(Information provided):

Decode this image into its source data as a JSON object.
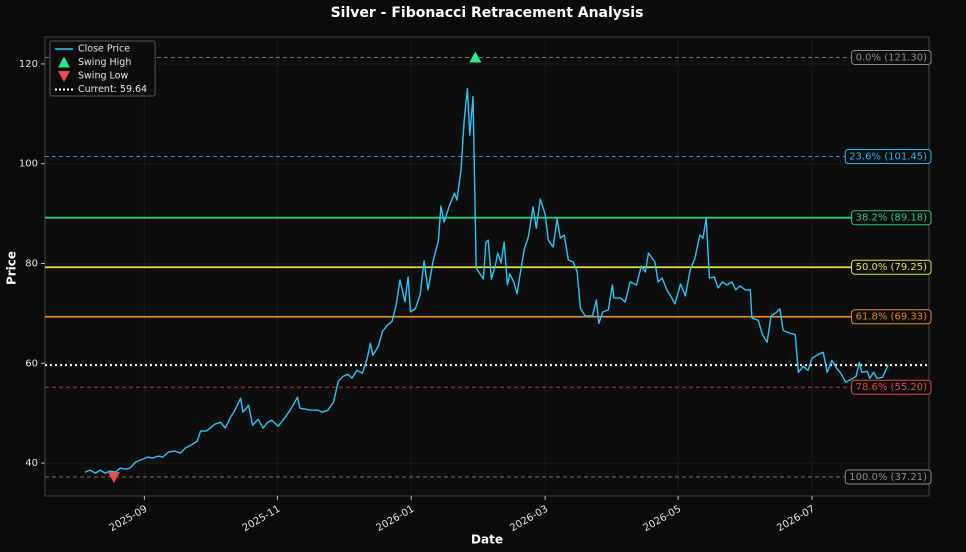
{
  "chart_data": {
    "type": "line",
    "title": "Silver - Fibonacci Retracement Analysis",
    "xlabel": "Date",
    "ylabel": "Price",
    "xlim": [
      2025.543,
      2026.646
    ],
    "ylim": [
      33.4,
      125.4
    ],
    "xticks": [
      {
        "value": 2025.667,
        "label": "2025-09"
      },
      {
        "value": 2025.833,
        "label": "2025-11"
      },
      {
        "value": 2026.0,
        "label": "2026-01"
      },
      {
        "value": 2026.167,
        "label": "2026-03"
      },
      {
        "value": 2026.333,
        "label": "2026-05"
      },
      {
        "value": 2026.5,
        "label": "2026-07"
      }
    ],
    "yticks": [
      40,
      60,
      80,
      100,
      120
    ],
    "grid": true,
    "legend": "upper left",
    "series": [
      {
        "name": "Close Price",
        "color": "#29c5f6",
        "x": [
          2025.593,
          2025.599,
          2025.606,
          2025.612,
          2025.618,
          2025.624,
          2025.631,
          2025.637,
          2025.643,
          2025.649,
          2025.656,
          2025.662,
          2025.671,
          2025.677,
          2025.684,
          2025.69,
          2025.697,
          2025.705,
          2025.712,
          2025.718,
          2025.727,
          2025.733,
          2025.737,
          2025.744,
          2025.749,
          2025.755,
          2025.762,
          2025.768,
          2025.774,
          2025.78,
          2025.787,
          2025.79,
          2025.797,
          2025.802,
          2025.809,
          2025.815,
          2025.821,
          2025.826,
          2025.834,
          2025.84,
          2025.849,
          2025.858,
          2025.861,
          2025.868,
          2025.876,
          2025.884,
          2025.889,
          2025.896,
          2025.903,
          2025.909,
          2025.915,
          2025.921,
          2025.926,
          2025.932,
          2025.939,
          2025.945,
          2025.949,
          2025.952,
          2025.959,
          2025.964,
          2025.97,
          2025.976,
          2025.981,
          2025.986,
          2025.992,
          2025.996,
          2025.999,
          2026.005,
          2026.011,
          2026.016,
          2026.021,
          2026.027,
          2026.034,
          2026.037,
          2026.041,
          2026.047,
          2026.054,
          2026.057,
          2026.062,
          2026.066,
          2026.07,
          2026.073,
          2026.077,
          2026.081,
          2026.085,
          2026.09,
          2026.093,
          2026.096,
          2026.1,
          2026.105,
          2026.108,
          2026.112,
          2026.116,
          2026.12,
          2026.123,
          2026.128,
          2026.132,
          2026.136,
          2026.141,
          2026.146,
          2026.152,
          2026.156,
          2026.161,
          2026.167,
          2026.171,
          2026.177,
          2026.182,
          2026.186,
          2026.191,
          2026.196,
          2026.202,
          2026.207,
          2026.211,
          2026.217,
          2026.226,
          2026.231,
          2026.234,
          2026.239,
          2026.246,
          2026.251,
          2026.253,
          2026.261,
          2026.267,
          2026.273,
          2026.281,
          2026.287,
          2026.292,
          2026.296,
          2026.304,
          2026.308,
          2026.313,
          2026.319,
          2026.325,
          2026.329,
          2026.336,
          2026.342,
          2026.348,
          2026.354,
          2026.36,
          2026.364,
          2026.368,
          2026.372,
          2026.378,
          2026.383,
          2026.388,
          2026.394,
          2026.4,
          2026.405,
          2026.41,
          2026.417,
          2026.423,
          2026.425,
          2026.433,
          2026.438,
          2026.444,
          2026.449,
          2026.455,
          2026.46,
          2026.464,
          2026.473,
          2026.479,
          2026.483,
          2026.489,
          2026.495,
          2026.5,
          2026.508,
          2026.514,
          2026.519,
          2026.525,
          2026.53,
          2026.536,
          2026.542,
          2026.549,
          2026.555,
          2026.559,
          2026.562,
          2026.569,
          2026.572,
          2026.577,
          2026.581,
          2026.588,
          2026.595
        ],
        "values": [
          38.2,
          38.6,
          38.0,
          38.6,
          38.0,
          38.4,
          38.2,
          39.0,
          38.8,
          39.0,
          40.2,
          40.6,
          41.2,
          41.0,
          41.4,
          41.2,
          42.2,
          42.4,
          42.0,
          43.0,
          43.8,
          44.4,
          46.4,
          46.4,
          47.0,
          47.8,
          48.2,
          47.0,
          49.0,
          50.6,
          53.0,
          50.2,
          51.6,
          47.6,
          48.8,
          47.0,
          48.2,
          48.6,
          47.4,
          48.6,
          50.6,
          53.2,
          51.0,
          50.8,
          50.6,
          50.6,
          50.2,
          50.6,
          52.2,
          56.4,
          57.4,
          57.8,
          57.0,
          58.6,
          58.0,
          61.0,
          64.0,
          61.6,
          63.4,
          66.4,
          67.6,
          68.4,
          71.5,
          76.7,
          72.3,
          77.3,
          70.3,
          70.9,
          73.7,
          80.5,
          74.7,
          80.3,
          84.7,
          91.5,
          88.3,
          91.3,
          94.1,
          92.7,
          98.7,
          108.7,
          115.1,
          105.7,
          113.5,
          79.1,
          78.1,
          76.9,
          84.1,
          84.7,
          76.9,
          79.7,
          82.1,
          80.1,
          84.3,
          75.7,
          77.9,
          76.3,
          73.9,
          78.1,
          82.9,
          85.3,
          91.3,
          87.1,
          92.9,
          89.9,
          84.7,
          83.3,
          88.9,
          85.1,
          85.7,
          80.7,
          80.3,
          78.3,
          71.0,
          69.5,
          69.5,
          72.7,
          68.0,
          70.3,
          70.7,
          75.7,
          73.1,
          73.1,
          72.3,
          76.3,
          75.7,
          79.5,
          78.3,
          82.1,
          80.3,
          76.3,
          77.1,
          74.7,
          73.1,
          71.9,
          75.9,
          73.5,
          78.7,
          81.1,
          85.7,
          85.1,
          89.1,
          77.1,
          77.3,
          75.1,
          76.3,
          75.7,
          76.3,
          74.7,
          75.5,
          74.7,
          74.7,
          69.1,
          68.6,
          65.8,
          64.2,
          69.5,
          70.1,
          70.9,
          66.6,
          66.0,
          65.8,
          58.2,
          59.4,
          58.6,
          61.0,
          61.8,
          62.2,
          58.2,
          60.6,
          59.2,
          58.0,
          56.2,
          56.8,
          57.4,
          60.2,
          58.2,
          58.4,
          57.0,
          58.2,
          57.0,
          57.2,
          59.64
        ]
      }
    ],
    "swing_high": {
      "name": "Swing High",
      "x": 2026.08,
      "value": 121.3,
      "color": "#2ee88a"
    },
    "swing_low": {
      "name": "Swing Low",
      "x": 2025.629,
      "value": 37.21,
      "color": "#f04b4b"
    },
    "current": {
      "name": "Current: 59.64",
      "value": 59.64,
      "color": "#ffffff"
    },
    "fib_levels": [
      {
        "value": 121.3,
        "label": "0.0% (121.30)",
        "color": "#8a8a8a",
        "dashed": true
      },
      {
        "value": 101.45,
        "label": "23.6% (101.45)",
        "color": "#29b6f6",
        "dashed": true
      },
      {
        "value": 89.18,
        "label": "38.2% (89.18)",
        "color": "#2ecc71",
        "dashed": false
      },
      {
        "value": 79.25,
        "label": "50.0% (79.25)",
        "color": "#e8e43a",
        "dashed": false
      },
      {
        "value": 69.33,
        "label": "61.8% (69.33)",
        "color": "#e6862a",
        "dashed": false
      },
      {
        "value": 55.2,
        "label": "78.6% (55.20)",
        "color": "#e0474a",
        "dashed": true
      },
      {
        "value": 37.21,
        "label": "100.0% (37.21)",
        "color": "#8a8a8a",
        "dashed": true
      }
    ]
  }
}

(Exercise): For each line in the data above that contains the string "name", extract the line.

(Answer to this task):
        "name": "Close Price",
      "name": "Swing High",
      "name": "Swing Low",
      "name": "Current: 59.64",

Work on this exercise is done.